▶ [Task prompt]:
Identify every line containing the word "this" and reproduce each one.

(Chart and figure data)

BEGIN

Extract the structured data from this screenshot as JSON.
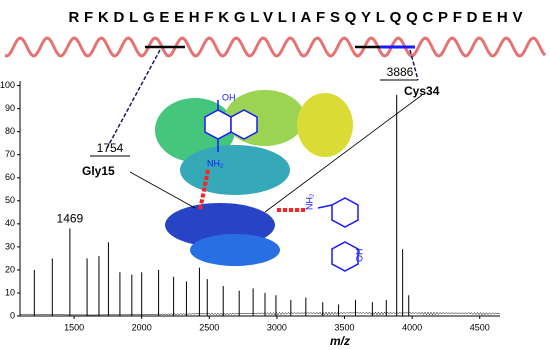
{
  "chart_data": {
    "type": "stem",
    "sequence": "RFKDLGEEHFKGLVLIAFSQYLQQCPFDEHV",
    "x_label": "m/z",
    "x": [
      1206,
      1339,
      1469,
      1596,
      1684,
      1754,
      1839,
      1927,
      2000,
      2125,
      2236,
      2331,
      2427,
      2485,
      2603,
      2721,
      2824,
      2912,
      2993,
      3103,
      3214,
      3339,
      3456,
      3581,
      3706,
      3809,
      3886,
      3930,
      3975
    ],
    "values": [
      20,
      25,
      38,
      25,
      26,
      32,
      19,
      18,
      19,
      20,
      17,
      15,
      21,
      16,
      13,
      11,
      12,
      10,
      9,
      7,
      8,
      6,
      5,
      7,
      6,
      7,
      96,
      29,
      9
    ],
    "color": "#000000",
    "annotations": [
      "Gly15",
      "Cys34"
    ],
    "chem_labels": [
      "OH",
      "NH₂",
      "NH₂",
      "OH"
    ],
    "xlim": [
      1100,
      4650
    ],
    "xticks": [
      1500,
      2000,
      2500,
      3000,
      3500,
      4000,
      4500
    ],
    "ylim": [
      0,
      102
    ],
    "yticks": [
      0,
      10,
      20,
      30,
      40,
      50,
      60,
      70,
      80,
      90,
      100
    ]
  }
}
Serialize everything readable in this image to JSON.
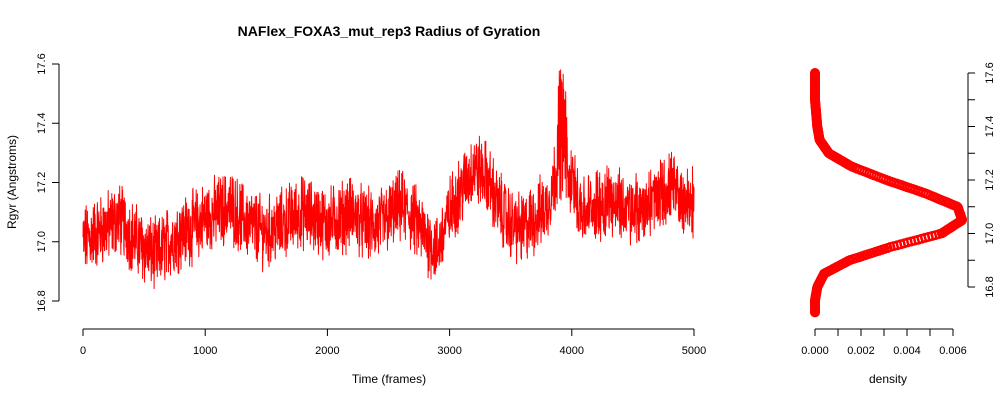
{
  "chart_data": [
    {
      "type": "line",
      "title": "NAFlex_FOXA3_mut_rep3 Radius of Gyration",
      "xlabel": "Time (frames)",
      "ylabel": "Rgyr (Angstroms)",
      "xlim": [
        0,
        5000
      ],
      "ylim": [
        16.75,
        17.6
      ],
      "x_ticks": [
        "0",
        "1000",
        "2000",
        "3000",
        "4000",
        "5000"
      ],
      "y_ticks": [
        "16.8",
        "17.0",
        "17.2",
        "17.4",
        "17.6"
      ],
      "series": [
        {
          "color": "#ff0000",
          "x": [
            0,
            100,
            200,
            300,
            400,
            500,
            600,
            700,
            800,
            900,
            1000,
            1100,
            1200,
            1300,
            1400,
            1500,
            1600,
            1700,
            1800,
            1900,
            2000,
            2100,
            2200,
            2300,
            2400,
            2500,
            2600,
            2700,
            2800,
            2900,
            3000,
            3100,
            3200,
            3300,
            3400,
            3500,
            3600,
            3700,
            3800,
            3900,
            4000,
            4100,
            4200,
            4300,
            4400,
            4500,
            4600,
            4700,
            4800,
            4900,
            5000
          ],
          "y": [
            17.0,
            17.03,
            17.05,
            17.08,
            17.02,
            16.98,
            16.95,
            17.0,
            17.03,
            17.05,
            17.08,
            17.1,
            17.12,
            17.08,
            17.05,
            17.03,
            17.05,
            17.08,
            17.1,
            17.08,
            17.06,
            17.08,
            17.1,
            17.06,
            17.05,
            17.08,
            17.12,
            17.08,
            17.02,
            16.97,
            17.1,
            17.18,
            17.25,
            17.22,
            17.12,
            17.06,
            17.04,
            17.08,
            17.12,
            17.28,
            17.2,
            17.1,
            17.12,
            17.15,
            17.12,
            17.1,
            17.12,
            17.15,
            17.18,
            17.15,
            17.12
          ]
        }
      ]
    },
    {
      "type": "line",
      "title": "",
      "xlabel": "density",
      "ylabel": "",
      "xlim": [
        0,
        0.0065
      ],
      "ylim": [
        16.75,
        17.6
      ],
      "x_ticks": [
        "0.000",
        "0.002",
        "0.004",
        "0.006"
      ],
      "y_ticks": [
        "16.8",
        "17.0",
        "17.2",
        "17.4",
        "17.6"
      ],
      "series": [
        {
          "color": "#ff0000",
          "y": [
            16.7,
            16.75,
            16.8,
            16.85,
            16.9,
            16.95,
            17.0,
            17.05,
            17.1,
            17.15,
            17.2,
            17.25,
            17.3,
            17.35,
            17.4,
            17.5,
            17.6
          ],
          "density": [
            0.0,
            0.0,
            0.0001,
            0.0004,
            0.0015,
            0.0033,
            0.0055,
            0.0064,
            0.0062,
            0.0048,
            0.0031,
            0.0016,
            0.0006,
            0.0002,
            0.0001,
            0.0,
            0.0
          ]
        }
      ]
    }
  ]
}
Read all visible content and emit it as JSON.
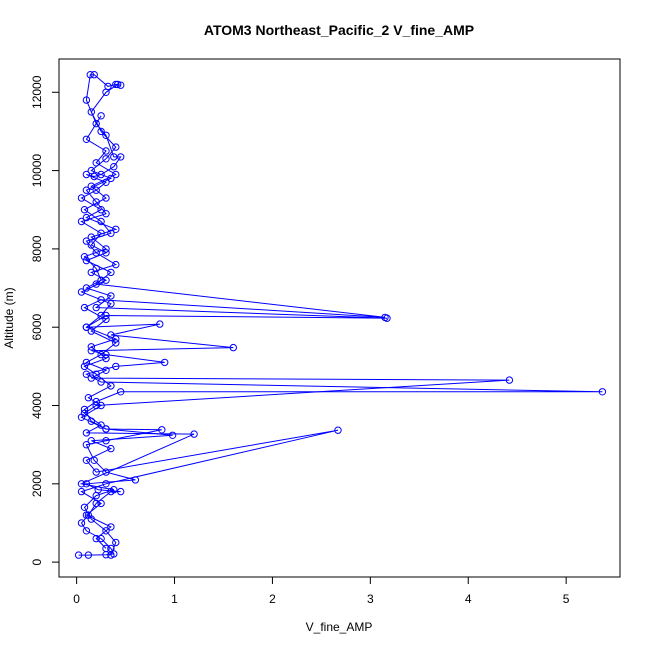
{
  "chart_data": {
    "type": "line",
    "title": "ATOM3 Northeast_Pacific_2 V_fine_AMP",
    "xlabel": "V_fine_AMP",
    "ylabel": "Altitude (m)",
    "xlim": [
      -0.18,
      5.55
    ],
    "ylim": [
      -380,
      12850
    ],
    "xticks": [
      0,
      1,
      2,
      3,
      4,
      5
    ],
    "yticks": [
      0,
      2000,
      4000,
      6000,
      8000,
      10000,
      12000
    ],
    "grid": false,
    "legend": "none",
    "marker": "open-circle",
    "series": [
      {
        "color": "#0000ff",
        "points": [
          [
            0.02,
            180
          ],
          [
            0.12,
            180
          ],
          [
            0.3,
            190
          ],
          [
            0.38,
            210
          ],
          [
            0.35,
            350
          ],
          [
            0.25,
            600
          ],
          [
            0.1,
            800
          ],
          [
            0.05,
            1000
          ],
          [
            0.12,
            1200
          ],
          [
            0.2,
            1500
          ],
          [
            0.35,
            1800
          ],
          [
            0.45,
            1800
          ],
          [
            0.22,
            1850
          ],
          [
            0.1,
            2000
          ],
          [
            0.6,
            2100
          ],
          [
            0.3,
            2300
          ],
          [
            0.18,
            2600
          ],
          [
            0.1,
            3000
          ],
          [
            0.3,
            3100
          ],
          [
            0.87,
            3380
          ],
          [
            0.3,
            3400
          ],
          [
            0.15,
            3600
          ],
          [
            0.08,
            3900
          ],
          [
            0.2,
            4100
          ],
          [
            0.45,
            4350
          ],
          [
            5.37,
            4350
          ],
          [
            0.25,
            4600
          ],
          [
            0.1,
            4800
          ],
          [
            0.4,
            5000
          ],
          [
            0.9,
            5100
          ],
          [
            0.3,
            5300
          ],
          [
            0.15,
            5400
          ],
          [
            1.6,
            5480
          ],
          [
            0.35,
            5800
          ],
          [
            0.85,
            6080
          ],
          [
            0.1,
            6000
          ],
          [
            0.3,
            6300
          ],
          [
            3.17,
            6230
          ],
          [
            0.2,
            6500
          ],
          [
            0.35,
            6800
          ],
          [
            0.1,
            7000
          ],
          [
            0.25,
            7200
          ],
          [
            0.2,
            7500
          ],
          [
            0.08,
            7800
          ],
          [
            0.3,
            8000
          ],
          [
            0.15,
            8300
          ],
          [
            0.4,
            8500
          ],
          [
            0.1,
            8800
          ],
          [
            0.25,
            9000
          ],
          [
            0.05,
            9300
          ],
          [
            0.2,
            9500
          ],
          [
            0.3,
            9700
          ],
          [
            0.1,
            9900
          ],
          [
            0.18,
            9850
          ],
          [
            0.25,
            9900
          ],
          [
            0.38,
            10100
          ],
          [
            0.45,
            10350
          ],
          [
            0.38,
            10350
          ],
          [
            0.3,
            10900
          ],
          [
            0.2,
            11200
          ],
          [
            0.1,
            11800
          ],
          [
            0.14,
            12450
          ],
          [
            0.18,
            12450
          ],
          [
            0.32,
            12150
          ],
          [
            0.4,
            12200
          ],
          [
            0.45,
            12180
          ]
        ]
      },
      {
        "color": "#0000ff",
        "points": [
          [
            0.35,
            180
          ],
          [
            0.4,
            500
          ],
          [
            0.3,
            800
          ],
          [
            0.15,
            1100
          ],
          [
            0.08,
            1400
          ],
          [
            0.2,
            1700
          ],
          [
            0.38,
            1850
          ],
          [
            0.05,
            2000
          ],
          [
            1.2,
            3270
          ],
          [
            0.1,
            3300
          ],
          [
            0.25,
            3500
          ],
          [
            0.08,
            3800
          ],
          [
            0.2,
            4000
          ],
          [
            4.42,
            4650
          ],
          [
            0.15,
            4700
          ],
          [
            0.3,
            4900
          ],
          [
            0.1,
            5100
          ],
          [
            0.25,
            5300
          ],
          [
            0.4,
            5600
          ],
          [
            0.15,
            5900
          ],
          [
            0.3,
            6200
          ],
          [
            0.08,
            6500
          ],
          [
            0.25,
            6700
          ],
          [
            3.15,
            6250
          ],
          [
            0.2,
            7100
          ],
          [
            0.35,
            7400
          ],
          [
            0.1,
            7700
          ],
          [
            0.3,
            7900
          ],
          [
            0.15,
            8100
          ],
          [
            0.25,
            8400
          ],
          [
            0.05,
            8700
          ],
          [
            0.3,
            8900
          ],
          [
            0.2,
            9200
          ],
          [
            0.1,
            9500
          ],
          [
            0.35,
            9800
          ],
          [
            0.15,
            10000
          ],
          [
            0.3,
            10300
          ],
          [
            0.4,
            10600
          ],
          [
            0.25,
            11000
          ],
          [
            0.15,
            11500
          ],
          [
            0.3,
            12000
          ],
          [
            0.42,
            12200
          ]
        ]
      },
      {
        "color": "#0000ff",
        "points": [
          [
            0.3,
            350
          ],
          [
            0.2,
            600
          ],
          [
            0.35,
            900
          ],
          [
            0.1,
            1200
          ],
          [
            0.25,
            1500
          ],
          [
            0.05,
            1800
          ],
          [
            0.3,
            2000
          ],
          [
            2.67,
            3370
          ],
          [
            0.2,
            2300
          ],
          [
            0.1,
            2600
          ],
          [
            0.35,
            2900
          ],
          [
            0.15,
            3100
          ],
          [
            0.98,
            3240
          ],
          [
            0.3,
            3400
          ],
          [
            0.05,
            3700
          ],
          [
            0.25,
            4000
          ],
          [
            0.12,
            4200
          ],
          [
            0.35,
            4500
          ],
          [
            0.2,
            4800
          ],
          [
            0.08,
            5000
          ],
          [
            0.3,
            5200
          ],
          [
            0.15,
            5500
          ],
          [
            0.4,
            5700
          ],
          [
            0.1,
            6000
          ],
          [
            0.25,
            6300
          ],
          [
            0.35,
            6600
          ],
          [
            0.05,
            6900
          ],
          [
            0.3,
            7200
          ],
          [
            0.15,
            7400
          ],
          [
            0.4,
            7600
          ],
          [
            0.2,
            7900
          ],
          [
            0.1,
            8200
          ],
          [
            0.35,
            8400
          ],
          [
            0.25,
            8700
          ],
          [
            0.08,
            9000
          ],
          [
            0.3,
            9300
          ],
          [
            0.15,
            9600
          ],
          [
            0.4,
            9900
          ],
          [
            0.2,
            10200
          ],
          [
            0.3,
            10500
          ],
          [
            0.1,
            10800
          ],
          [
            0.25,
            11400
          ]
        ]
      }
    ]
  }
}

END

▶ [Solution]:
Extract the structured data from this screenshot as JSON.
Serialize everything readable in this image to JSON.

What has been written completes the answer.